- [Data supplied]:

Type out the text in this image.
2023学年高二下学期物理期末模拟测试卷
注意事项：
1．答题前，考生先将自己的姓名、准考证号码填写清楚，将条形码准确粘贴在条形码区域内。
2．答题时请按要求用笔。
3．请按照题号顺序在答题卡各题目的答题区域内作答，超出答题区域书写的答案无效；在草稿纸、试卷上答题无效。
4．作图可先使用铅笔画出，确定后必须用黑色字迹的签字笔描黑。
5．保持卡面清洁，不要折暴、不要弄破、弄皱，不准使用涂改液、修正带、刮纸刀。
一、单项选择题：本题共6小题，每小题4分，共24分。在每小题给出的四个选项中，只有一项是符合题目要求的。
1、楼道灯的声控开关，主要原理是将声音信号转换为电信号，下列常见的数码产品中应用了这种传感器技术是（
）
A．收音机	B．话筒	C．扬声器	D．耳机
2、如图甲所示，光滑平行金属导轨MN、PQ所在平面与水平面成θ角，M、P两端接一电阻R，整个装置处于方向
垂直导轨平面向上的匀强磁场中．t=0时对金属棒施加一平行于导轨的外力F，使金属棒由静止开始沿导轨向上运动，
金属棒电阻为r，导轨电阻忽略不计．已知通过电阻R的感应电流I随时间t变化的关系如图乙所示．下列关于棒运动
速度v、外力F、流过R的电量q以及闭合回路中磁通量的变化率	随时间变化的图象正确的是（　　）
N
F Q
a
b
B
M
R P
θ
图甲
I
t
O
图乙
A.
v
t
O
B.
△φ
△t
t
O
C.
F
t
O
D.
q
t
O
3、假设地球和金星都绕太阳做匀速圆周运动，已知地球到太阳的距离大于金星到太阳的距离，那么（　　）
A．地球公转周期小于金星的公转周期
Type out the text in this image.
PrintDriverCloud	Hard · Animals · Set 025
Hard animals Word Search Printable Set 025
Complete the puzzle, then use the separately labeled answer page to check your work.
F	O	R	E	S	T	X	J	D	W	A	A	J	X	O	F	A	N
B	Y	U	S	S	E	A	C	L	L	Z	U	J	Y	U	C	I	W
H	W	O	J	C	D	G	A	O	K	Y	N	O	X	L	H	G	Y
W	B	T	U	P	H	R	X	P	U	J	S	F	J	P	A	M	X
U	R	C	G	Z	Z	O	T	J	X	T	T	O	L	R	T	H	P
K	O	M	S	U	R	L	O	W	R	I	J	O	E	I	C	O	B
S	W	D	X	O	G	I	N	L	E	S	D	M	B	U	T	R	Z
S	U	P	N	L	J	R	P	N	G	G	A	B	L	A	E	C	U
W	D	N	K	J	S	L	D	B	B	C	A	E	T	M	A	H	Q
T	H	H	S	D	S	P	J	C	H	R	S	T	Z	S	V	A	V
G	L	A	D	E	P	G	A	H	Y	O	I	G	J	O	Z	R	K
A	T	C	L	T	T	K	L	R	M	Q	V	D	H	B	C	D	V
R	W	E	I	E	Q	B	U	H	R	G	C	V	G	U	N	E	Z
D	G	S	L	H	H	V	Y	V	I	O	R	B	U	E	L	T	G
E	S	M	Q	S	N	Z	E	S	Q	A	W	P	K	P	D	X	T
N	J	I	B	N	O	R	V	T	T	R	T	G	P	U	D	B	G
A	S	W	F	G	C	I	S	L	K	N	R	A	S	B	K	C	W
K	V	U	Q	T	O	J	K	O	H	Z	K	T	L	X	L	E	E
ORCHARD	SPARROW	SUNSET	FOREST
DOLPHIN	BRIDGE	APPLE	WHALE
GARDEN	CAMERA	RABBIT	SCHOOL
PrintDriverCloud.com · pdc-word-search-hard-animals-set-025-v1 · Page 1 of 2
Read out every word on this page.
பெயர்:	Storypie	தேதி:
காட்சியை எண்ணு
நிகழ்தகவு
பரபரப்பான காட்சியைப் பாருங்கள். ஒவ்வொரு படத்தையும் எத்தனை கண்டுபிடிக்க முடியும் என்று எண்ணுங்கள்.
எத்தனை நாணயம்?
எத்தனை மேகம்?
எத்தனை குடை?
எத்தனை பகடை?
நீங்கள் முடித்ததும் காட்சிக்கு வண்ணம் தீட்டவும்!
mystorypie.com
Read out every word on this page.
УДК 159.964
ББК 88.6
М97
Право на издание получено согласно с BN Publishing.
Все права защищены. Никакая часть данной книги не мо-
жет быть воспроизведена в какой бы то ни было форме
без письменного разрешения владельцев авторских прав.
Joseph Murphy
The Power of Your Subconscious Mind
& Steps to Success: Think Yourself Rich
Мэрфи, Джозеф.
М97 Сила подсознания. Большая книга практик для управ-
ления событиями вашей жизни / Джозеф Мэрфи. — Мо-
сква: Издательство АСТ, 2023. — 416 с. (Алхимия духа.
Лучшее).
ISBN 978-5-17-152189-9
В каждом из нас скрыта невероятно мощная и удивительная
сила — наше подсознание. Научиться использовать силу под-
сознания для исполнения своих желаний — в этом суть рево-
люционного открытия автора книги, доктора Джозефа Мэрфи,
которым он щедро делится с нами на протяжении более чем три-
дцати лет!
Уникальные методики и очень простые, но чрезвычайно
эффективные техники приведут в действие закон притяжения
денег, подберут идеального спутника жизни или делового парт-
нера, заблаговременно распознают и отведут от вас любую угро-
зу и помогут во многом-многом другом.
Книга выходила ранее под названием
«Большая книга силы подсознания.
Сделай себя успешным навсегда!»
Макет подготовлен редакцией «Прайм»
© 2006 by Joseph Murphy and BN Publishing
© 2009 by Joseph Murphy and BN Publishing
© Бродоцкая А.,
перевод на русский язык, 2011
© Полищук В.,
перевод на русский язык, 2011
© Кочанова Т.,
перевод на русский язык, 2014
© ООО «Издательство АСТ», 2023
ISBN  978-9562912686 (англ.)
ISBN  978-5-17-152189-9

- [Request]: Go through the listing and print each line exactly as it appears.

- [Exercise output]:
Type out the text in this image.
2023学年高二下学期物理期末模拟测试卷
注意事项：
1．答题前，考生先将自己的姓名、准考证号码填写清楚，将条形码准确粘贴在条形码区域内。
2．答题时请按要求用笔。
3．请按照题号顺序在答题卡各题目的答题区域内作答，超出答题区域书写的答案无效；在草稿纸、试卷上答题无效。
4．作图可先使用铅笔画出，确定后必须用黑色字迹的签字笔描黑。
5．保持卡面清洁，不要折暴、不要弄破、弄皱，不准使用涂改液、修正带、刮纸刀。
一、单项选择题：本题共6小题，每小题4分，共24分。在每小题给出的四个选项中，只有一项是符合题目要求的。
1、楼道灯的声控开关，主要原理是将声音信号转换为电信号，下列常见的数码产品中应用了这种传感器技术是（
）
A．收音机	B．话筒	C．扬声器	D．耳机
2、如图甲所示，光滑平行金属导轨MN、PQ所在平面与水平面成θ角，M、P两端接一电阻R，整个装置处于方向
垂直导轨平面向上的匀强磁场中．t=0时对金属棒施加一平行于导轨的外力F，使金属棒由静止开始沿导轨向上运动，
金属棒电阻为r，导轨电阻忽略不计．已知通过电阻R的感应电流I随时间t变化的关系如图乙所示．下列关于棒运动
速度v、外力F、流过R的电量q以及闭合回路中磁通量的变化率	随时间变化的图象正确的是（　　）
N
F Q
a
b
B
M
R P
θ
图甲
I
t
O
图乙
A.
v
t
O
B.
△φ
△t
t
O
C.
F
t
O
D.
q
t
O
3、假设地球和金星都绕太阳做匀速圆周运动，已知地球到太阳的距离大于金星到太阳的距离，那么（　　）
A．地球公转周期小于金星的公转周期
Type out the text in this image.
PrintDriverCloud	Hard · Animals · Set 025
Hard animals Word Search Printable Set 025
Complete the puzzle, then use the separately labeled answer page to check your work.
F	O	R	E	S	T	X	J	D	W	A	A	J	X	O	F	A	N
B	Y	U	S	S	E	A	C	L	L	Z	U	J	Y	U	C	I	W
H	W	O	J	C	D	G	A	O	K	Y	N	O	X	L	H	G	Y
W	B	T	U	P	H	R	X	P	U	J	S	F	J	P	A	M	X
U	R	C	G	Z	Z	O	T	J	X	T	T	O	L	R	T	H	P
K	O	M	S	U	R	L	O	W	R	I	J	O	E	I	C	O	B
S	W	D	X	O	G	I	N	L	E	S	D	M	B	U	T	R	Z
S	U	P	N	L	J	R	P	N	G	G	A	B	L	A	E	C	U
W	D	N	K	J	S	L	D	B	B	C	A	E	T	M	A	H	Q
T	H	H	S	D	S	P	J	C	H	R	S	T	Z	S	V	A	V
G	L	A	D	E	P	G	A	H	Y	O	I	G	J	O	Z	R	K
A	T	C	L	T	T	K	L	R	M	Q	V	D	H	B	C	D	V
R	W	E	I	E	Q	B	U	H	R	G	C	V	G	U	N	E	Z
D	G	S	L	H	H	V	Y	V	I	O	R	B	U	E	L	T	G
E	S	M	Q	S	N	Z	E	S	Q	A	W	P	K	P	D	X	T
N	J	I	B	N	O	R	V	T	T	R	T	G	P	U	D	B	G
A	S	W	F	G	C	I	S	L	K	N	R	A	S	B	K	C	W
K	V	U	Q	T	O	J	K	O	H	Z	K	T	L	X	L	E	E
ORCHARD	SPARROW	SUNSET	FOREST
DOLPHIN	BRIDGE	APPLE	WHALE
GARDEN	CAMERA	RABBIT	SCHOOL
PrintDriverCloud.com · pdc-word-search-hard-animals-set-025-v1 · Page 1 of 2
Read out every word on this page.
பெயர்:	Storypie	தேதி:
காட்சியை எண்ணு
நிகழ்தகவு
பரபரப்பான காட்சியைப் பாருங்கள். ஒவ்வொரு படத்தையும் எத்தனை கண்டுபிடிக்க முடியும் என்று எண்ணுங்கள்.
எத்தனை நாணயம்?
எத்தனை மேகம்?
எத்தனை குடை?
எத்தனை பகடை?
நீங்கள் முடித்ததும் காட்சிக்கு வண்ணம் தீட்டவும்!
mystorypie.com
Read out every word on this page.
УДК 159.964
ББК 88.6
М97
Право на издание получено согласно с BN Publishing.
Все права защищены. Никакая часть данной книги не мо-
жет быть воспроизведена в какой бы то ни было форме
без письменного разрешения владельцев авторских прав.
Joseph Murphy
The Power of Your Subconscious Mind
& Steps to Success: Think Yourself Rich
Мэрфи, Джозеф.
М97 Сила подсознания. Большая книга практик для управ-
ления событиями вашей жизни / Джозеф Мэрфи. — Мо-
сква: Издательство АСТ, 2023. — 416 с. (Алхимия духа.
Лучшее).
ISBN 978-5-17-152189-9
В каждом из нас скрыта невероятно мощная и удивительная
сила — наше подсознание. Научиться использовать силу под-
сознания для исполнения своих желаний — в этом суть рево-
люционного открытия автора книги, доктора Джозефа Мэрфи,
которым он щедро делится с нами на протяжении более чем три-
дцати лет!
Уникальные методики и очень простые, но чрезвычайно
эффективные техники приведут в действие закон притяжения
денег, подберут идеального спутника жизни или делового парт-
нера, заблаговременно распознают и отведут от вас любую угро-
зу и помогут во многом-многом другом.
Книга выходила ранее под названием
«Большая книга силы подсознания.
Сделай себя успешным навсегда!»
Макет подготовлен редакцией «Прайм»
© 2006 by Joseph Murphy and BN Publishing
© 2009 by Joseph Murphy and BN Publishing
© Бродоцкая А.,
перевод на русский язык, 2011
© Полищук В.,
перевод на русский язык, 2011
© Кочанова Т.,
перевод на русский язык, 2014
© ООО «Издательство АСТ», 2023
ISBN  978-9562912686 (англ.)
ISBN  978-5-17-152189-9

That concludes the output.